To do:
Please put every line of the items below into one numbered list, skipping blank lines and leaving out the pictures.
::: Recorded data
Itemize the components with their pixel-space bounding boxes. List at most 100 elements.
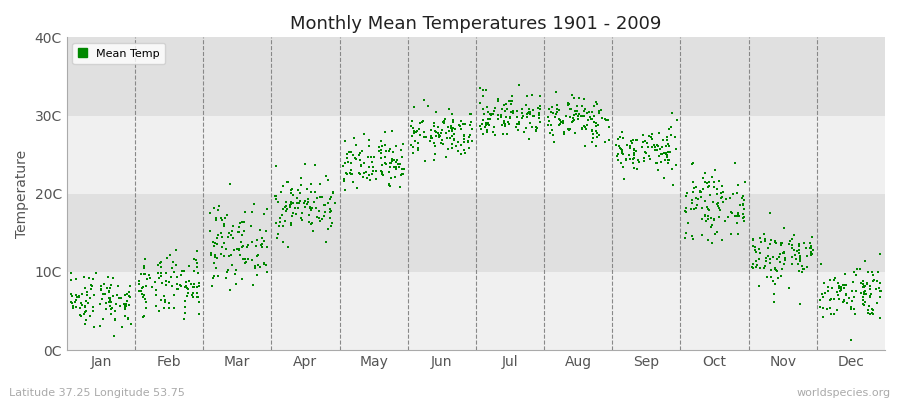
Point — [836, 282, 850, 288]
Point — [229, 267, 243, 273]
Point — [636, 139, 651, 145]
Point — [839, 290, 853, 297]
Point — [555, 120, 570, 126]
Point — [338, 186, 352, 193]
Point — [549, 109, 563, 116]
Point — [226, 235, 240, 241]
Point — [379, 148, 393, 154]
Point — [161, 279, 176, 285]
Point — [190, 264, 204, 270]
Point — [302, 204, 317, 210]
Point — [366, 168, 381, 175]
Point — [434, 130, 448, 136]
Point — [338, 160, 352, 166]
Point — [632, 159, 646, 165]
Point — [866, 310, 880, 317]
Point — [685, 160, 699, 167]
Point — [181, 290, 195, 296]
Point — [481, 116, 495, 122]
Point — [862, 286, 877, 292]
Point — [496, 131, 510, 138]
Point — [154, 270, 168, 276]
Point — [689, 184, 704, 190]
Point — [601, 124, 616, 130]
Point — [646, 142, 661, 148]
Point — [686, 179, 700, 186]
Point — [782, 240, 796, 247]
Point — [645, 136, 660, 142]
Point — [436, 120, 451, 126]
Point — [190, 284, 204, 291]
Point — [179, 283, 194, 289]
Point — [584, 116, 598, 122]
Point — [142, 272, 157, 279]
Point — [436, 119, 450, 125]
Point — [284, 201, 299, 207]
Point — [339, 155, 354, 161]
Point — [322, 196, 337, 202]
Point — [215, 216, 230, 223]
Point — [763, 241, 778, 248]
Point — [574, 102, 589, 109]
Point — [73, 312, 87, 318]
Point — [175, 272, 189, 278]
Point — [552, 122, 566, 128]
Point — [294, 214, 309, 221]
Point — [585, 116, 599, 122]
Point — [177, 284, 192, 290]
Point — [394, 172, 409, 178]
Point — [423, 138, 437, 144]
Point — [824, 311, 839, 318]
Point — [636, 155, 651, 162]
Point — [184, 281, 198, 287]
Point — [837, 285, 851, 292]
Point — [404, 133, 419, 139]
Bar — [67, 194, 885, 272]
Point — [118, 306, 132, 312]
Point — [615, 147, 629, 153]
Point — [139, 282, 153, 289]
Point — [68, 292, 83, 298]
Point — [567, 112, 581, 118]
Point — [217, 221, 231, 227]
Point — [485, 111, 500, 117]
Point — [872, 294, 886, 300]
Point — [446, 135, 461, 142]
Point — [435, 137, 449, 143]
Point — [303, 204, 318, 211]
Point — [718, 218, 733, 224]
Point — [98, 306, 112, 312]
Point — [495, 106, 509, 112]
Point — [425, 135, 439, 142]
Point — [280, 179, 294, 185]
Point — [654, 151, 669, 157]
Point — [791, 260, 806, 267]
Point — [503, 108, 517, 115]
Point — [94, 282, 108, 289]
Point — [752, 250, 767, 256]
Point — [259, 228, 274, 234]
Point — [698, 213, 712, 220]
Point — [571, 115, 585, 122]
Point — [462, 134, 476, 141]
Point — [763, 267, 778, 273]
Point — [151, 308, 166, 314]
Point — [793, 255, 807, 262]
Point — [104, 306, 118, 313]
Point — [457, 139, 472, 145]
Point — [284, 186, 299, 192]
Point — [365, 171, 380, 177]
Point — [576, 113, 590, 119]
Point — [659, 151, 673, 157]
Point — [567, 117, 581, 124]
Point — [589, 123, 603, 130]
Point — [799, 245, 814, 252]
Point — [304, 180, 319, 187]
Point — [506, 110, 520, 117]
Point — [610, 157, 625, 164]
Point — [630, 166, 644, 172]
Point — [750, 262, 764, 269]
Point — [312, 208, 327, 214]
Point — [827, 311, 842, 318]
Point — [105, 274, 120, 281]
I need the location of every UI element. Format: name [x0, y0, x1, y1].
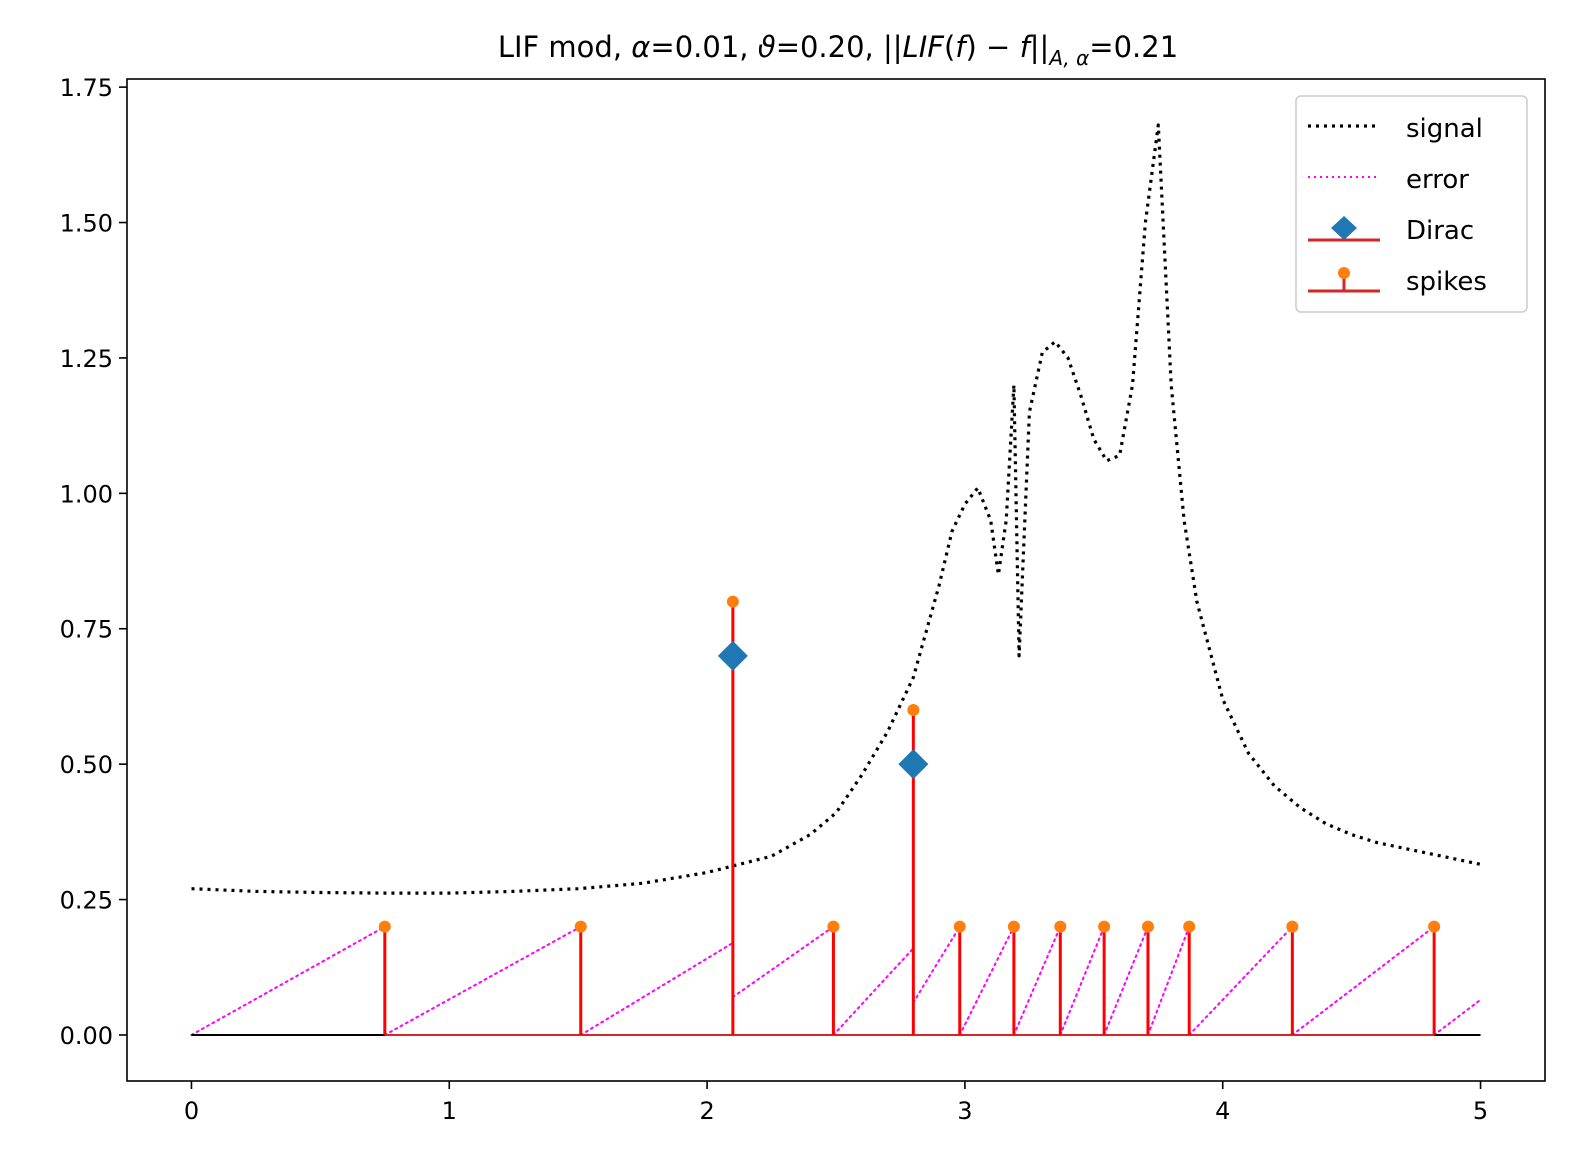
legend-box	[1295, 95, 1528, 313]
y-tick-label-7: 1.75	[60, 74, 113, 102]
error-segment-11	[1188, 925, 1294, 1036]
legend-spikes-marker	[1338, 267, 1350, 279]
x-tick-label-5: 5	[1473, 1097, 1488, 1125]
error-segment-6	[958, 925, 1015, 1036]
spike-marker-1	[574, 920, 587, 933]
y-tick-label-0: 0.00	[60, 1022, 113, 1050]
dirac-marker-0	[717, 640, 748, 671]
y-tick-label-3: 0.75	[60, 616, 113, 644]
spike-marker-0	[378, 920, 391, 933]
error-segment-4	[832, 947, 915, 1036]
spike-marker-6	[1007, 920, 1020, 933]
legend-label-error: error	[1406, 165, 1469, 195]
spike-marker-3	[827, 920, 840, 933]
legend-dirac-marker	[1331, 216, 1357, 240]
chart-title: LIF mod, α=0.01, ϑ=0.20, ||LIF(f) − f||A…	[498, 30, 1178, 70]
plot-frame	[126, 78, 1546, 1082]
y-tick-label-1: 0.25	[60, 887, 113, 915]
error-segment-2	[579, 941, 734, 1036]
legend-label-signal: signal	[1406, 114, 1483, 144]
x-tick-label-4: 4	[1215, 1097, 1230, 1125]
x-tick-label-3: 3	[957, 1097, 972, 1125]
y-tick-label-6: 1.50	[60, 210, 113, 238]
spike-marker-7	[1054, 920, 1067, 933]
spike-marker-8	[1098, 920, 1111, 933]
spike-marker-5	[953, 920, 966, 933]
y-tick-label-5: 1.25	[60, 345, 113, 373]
::::::
Solution to this problem:
1. Itemize the components with their pixel-space bounding boxes. List at most 100 elements.
2. Point — [836, 282, 850, 288]
3. Point — [229, 267, 243, 273]
4. Point — [636, 139, 651, 145]
5. Point — [839, 290, 853, 297]
6. Point — [555, 120, 570, 126]
7. Point — [338, 186, 352, 193]
8. Point — [549, 109, 563, 116]
9. Point — [226, 235, 240, 241]
10. Point — [379, 148, 393, 154]
11. Point — [161, 279, 176, 285]
12. Point — [190, 264, 204, 270]
13. Point — [302, 204, 317, 210]
14. Point — [366, 168, 381, 175]
15. Point — [434, 130, 448, 136]
16. Point — [338, 160, 352, 166]
17. Point — [632, 159, 646, 165]
18. Point — [866, 310, 880, 317]
19. Point — [685, 160, 699, 167]
20. Point — [181, 290, 195, 296]
21. Point — [481, 116, 495, 122]
22. Point — [862, 286, 877, 292]
23. Point — [496, 131, 510, 138]
24. Point — [154, 270, 168, 276]
25. Point — [689, 184, 704, 190]
26. Point — [601, 124, 616, 130]
27. Point — [646, 142, 661, 148]
28. Point — [686, 179, 700, 186]
29. Point — [782, 240, 796, 247]
30. Point — [645, 136, 660, 142]
31. Point — [436, 120, 451, 126]
32. Point — [190, 284, 204, 291]
33. Point — [179, 283, 194, 289]
34. Point — [584, 116, 598, 122]
35. Point — [142, 272, 157, 279]
36. Point — [436, 119, 450, 125]
37. Point — [284, 201, 299, 207]
38. Point — [339, 155, 354, 161]
39. Point — [322, 196, 337, 202]
40. Point — [215, 216, 230, 223]
41. Point — [763, 241, 778, 248]
42. Point — [574, 102, 589, 109]
43. Point — [73, 312, 87, 318]
44. Point — [175, 272, 189, 278]
45. Point — [552, 122, 566, 128]
46. Point — [294, 214, 309, 221]
47. Point — [585, 116, 599, 122]
48. Point — [177, 284, 192, 290]
49. Point — [394, 172, 409, 178]
50. Point — [423, 138, 437, 144]
51. Point — [824, 311, 839, 318]
52. Point — [636, 155, 651, 162]
53. Point — [184, 281, 198, 287]
54. Point — [837, 285, 851, 292]
55. Point — [404, 133, 419, 139]
56. Bar — [67, 194, 885, 272]
57. Point — [118, 306, 132, 312]
58. Point — [615, 147, 629, 153]
59. Point — [139, 282, 153, 289]
60. Point — [68, 292, 83, 298]
61. Point — [567, 112, 581, 118]
62. Point — [217, 221, 231, 227]
63. Point — [485, 111, 500, 117]
64. Point — [872, 294, 886, 300]
65. Point — [446, 135, 461, 142]
66. Point — [435, 137, 449, 143]
67. Point — [303, 204, 318, 211]
68. Point — [718, 218, 733, 224]
69. Point — [98, 306, 112, 312]
70. Point — [495, 106, 509, 112]
71. Point — [425, 135, 439, 142]
72. Point — [280, 179, 294, 185]
73. Point — [654, 151, 669, 157]
74. Point — [791, 260, 806, 267]
75. Point — [503, 108, 517, 115]
76. Point — [94, 282, 108, 289]
77. Point — [752, 250, 767, 256]
78. Point — [259, 228, 274, 234]
79. Point — [698, 213, 712, 220]
80. Point — [571, 115, 585, 122]
81. Point — [462, 134, 476, 141]
82. Point — [763, 267, 778, 273]
83. Point — [151, 308, 166, 314]
84. Point — [793, 255, 807, 262]
85. Point — [104, 306, 118, 313]
86. Point — [457, 139, 472, 145]
87. Point — [284, 186, 299, 192]
88. Point — [365, 171, 380, 177]
89. Point — [576, 113, 590, 119]
90. Point — [659, 151, 673, 157]
91. Point — [567, 117, 581, 124]
92. Point — [589, 123, 603, 130]
93. Point — [799, 245, 814, 252]
94. Point — [304, 180, 319, 187]
95. Point — [506, 110, 520, 117]
96. Point — [610, 157, 625, 164]
97. Point — [630, 166, 644, 172]
98. Point — [750, 262, 764, 269]
99. Point — [312, 208, 327, 214]
100. Point — [827, 311, 842, 318]
101. Point — [105, 274, 120, 281]
102. I need the location of every UI element. Format: name [x0, y0, x1, y1].
103. legend-box	[1295, 95, 1528, 313]
104. y-tick-label-7: 1.75	[60, 74, 113, 102]
105. error-segment-11	[1188, 925, 1294, 1036]
106. legend-spikes-marker	[1338, 267, 1350, 279]
107. x-tick-label-5: 5	[1473, 1097, 1488, 1125]
108. error-segment-6	[958, 925, 1015, 1036]
109. spike-marker-1	[574, 920, 587, 933]
110. y-tick-label-0: 0.00	[60, 1022, 113, 1050]
111. dirac-marker-0	[717, 640, 748, 671]
112. y-tick-label-3: 0.75	[60, 616, 113, 644]
113. spike-marker-0	[378, 920, 391, 933]
114. error-segment-4	[832, 947, 915, 1036]
115. spike-marker-6	[1007, 920, 1020, 933]
116. legend-label-error: error	[1406, 165, 1469, 195]
117. spike-marker-3	[827, 920, 840, 933]
118. legend-dirac-marker	[1331, 216, 1357, 240]
119. chart-title: LIF mod, α=0.01, ϑ=0.20, ||LIF(f) − f||A…	[498, 30, 1178, 70]
120. plot-frame	[126, 78, 1546, 1082]
121. y-tick-label-1: 0.25	[60, 887, 113, 915]
122. error-segment-2	[579, 941, 734, 1036]
123. legend-label-signal: signal	[1406, 114, 1483, 144]
124. x-tick-label-4: 4	[1215, 1097, 1230, 1125]
125. x-tick-label-3: 3	[957, 1097, 972, 1125]
126. y-tick-label-6: 1.50	[60, 210, 113, 238]
127. spike-marker-7	[1054, 920, 1067, 933]
128. spike-marker-8	[1098, 920, 1111, 933]
129. spike-marker-5	[953, 920, 966, 933]
130. y-tick-label-5: 1.25	[60, 345, 113, 373]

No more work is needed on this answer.